"""

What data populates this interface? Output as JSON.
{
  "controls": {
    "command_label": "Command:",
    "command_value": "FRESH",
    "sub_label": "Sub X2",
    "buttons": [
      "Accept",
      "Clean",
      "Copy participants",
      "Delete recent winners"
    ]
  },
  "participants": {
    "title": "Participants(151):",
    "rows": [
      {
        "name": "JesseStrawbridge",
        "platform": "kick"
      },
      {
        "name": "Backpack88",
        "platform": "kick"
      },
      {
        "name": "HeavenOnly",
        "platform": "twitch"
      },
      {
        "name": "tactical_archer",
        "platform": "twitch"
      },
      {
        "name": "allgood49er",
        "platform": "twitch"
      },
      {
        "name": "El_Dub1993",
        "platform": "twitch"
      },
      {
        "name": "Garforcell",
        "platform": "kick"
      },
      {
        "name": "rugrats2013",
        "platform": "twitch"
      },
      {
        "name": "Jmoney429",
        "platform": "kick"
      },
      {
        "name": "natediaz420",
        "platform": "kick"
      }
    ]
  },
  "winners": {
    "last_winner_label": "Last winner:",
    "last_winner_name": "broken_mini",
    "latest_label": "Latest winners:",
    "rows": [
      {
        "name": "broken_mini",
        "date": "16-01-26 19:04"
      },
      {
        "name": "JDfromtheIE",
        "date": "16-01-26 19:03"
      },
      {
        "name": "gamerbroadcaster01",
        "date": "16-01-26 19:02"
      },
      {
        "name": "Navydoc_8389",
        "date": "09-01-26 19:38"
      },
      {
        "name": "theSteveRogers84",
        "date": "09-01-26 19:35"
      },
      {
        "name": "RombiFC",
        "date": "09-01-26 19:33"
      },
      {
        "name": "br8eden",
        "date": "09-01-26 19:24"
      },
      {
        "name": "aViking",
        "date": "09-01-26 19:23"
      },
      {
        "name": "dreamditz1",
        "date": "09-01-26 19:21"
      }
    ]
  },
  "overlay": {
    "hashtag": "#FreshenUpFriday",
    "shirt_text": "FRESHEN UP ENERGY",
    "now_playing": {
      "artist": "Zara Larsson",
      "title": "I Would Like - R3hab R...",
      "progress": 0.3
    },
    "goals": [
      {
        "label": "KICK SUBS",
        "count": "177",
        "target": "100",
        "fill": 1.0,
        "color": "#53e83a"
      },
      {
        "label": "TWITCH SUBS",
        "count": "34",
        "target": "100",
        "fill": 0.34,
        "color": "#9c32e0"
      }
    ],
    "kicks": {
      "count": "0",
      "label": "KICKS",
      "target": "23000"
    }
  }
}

"""

TASK STATEMENT: Repeat every line of the data, exactly and in full.

ANSWER IN FULL:
What data populates this interface? Output as JSON.
{
  "controls": {
    "command_label": "Command:",
    "command_value": "FRESH",
    "sub_label": "Sub X2",
    "buttons": [
      "Accept",
      "Clean",
      "Copy participants",
      "Delete recent winners"
    ]
  },
  "participants": {
    "title": "Participants(151):",
    "rows": [
      {
        "name": "JesseStrawbridge",
        "platform": "kick"
      },
      {
        "name": "Backpack88",
        "platform": "kick"
      },
      {
        "name": "HeavenOnly",
        "platform": "twitch"
      },
      {
        "name": "tactical_archer",
        "platform": "twitch"
      },
      {
        "name": "allgood49er",
        "platform": "twitch"
      },
      {
        "name": "El_Dub1993",
        "platform": "twitch"
      },
      {
        "name": "Garforcell",
        "platform": "kick"
      },
      {
        "name": "rugrats2013",
        "platform": "twitch"
      },
      {
        "name": "Jmoney429",
        "platform": "kick"
      },
      {
        "name": "natediaz420",
        "platform": "kick"
      }
    ]
  },
  "winners": {
    "last_winner_label": "Last winner:",
    "last_winner_name": "broken_mini",
    "latest_label": "Latest winners:",
    "rows": [
      {
        "name": "broken_mini",
        "date": "16-01-26 19:04"
      },
      {
        "name": "JDfromtheIE",
        "date": "16-01-26 19:03"
      },
      {
        "name": "gamerbroadcaster01",
        "date": "16-01-26 19:02"
      },
      {
        "name": "Navydoc_8389",
        "date": "09-01-26 19:38"
      },
      {
        "name": "theSteveRogers84",
        "date": "09-01-26 19:35"
      },
      {
        "name": "RombiFC",
        "date": "09-01-26 19:33"
      },
      {
        "name": "br8eden",
        "date": "09-01-26 19:24"
      },
      {
        "name": "aViking",
        "date": "09-01-26 19:23"
      },
      {
        "name": "dreamditz1",
        "date": "09-01-26 19:21"
      }
    ]
  },
  "overlay": {
    "hashtag": "#FreshenUpFriday",
    "shirt_text": "FRESHEN UP ENERGY",
    "now_playing": {
      "artist": "Zara Larsson",
      "title": "I Would Like - R3hab R...",
      "progress": 0.3
    },
    "goals": [
      {
        "label": "KICK SUBS",
        "count": "177",
        "target": "100",
        "fill": 1.0,
        "color": "#53e83a"
      },
      {
        "label": "TWITCH SUBS",
        "count": "34",
        "target": "100",
        "fill": 0.34,
        "color": "#9c32e0"
      }
    ],
    "kicks": {
      "count": "0",
      "label": "KICKS",
      "target": "23000"
    }
  }
}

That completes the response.